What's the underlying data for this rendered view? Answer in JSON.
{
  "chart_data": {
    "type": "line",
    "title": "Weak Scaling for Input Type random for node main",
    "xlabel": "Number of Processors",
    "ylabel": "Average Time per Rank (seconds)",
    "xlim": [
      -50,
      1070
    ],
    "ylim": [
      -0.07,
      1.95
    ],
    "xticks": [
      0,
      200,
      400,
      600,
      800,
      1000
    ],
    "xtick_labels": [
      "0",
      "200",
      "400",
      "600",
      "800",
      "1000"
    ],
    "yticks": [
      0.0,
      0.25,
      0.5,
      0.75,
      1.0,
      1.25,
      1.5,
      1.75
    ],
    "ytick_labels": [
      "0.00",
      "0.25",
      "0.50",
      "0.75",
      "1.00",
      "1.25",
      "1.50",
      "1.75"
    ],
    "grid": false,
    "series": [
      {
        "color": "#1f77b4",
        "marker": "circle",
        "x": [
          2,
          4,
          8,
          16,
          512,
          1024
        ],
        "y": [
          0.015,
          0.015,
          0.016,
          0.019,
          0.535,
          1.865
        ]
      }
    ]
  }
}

### Stated exercise
Repeat all entries. Match them exactly.

### Solved problem
What's the underlying data for this rendered view? Answer in JSON.
{
  "chart_data": {
    "type": "line",
    "title": "Weak Scaling for Input Type random for node main",
    "xlabel": "Number of Processors",
    "ylabel": "Average Time per Rank (seconds)",
    "xlim": [
      -50,
      1070
    ],
    "ylim": [
      -0.07,
      1.95
    ],
    "xticks": [
      0,
      200,
      400,
      600,
      800,
      1000
    ],
    "xtick_labels": [
      "0",
      "200",
      "400",
      "600",
      "800",
      "1000"
    ],
    "yticks": [
      0.0,
      0.25,
      0.5,
      0.75,
      1.0,
      1.25,
      1.5,
      1.75
    ],
    "ytick_labels": [
      "0.00",
      "0.25",
      "0.50",
      "0.75",
      "1.00",
      "1.25",
      "1.50",
      "1.75"
    ],
    "grid": false,
    "series": [
      {
        "color": "#1f77b4",
        "marker": "circle",
        "x": [
          2,
          4,
          8,
          16,
          512,
          1024
        ],
        "y": [
          0.015,
          0.015,
          0.016,
          0.019,
          0.535,
          1.865
        ]
      }
    ]
  }
}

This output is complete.